── Data excerpts

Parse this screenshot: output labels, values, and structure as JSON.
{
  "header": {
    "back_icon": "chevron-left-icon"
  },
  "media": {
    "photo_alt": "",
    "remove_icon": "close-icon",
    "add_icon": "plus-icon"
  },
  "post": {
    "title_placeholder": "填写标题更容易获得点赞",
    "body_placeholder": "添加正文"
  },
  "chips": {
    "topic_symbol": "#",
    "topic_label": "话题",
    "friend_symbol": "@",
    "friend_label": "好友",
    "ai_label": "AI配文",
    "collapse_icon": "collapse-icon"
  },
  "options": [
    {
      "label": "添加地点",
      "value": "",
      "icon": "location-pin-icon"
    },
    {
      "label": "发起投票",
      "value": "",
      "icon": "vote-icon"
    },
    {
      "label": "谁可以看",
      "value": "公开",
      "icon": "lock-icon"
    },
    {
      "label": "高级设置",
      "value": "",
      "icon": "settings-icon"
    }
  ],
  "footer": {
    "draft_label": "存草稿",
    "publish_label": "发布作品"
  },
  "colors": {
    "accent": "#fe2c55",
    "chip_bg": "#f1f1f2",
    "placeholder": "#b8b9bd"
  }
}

────
── Data excerpts

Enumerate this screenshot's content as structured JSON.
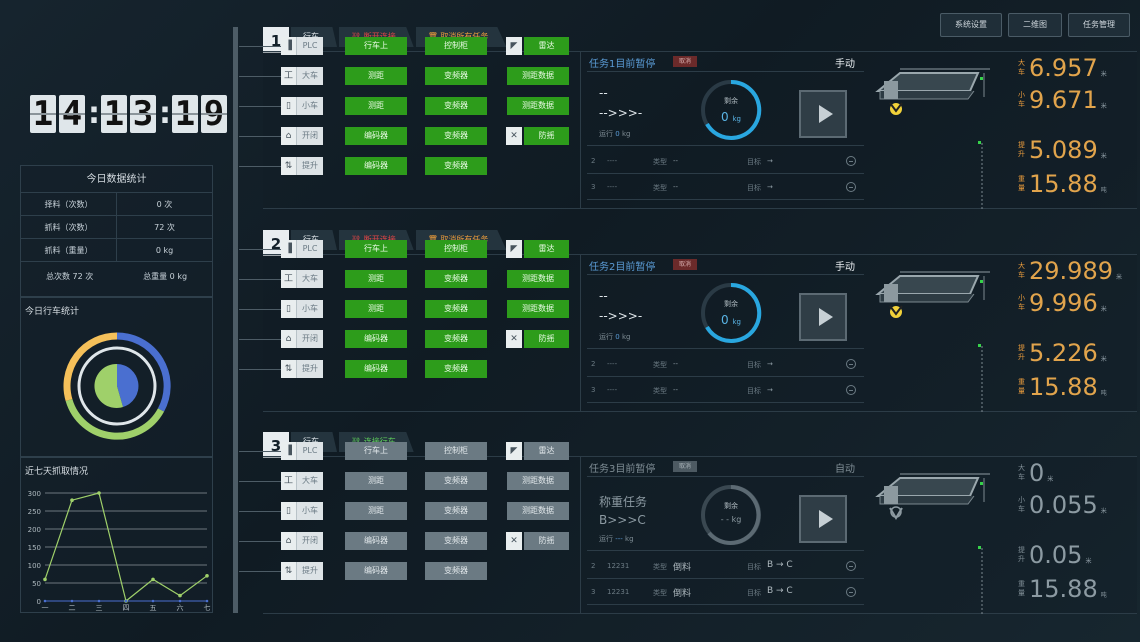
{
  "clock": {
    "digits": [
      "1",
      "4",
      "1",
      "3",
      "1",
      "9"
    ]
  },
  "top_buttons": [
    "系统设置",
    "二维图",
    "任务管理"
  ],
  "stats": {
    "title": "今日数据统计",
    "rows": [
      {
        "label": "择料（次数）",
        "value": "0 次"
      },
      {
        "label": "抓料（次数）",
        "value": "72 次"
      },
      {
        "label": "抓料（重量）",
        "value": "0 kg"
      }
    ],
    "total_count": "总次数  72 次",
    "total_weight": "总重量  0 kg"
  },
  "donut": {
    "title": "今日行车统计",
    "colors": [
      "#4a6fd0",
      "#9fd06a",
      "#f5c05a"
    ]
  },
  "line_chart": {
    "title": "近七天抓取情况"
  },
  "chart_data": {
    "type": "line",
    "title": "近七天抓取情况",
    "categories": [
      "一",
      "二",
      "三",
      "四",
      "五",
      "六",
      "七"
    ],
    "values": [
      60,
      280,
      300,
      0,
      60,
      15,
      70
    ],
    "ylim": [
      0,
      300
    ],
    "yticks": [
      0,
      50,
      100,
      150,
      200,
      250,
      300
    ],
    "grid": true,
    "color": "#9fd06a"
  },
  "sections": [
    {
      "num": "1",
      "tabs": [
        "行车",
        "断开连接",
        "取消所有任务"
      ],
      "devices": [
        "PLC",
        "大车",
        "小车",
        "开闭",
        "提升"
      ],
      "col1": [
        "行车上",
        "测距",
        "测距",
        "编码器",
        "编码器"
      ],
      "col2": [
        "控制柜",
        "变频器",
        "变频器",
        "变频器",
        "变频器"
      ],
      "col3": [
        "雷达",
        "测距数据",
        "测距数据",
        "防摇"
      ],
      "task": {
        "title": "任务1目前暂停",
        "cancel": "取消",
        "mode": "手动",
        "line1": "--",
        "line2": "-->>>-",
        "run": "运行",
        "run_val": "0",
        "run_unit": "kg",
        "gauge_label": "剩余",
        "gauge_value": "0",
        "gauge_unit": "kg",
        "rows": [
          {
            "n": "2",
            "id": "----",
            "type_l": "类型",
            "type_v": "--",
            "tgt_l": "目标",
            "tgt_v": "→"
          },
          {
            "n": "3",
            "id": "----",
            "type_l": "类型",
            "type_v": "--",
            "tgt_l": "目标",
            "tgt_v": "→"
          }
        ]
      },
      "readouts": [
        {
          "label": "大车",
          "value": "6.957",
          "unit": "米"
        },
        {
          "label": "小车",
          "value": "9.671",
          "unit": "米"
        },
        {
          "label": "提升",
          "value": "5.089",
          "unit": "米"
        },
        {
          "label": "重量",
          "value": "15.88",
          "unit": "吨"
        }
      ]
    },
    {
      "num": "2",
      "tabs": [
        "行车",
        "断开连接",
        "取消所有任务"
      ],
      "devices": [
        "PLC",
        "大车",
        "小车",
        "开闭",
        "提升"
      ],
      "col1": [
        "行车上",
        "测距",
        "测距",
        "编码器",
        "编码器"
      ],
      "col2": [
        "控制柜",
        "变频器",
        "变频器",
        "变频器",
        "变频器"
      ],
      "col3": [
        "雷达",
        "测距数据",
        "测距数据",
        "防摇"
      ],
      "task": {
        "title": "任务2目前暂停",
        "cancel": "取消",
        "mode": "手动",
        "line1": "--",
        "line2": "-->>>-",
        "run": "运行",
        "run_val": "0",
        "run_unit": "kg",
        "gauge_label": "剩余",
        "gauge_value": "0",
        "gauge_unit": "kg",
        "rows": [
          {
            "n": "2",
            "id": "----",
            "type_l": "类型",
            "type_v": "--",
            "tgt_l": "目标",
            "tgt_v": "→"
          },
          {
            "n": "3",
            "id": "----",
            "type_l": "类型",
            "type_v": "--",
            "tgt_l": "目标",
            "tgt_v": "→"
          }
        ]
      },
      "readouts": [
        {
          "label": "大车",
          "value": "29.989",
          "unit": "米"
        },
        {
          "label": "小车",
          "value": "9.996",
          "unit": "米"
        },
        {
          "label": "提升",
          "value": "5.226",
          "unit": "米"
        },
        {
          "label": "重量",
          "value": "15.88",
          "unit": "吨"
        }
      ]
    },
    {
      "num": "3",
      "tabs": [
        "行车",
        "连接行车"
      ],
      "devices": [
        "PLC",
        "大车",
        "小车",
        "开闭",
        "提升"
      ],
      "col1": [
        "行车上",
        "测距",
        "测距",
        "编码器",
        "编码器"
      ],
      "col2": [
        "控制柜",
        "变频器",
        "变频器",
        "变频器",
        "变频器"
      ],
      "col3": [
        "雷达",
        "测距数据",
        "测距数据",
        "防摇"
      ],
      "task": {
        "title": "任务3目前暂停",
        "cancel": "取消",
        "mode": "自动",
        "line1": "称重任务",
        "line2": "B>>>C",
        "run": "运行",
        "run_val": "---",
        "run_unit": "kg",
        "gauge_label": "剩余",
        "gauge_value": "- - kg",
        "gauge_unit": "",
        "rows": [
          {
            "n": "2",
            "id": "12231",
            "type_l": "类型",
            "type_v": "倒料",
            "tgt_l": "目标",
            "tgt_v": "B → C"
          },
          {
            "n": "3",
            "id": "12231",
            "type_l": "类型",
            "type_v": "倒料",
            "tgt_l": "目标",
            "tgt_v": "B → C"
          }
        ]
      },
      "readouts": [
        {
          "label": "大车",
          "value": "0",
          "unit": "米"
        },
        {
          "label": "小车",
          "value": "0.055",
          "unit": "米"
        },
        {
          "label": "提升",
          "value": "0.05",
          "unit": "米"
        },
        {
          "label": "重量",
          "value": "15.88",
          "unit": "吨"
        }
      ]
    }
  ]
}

────
── Data excerpts

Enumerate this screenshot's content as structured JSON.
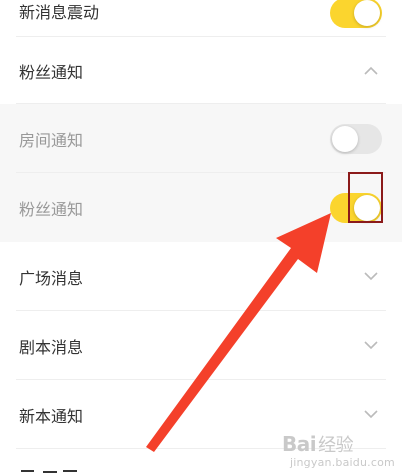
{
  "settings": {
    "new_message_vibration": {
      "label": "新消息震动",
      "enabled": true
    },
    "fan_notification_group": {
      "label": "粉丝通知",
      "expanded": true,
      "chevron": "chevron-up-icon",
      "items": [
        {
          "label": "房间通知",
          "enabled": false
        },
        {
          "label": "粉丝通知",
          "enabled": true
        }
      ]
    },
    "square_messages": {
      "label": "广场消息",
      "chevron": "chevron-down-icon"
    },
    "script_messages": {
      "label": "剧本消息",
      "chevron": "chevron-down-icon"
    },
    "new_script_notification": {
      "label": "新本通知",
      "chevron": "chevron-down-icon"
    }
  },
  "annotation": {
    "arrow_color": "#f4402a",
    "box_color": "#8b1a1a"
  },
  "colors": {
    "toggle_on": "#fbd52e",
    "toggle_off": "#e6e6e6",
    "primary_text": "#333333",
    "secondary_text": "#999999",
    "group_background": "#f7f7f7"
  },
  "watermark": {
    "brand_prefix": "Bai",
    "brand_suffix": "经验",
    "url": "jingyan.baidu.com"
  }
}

────

→ Exercise instructions: Identify each line in the records above that contains the word "values", and copy it out in full.

→ Final result:
Parse this screenshot: output labels, values, and structure as JSON.
    "values": [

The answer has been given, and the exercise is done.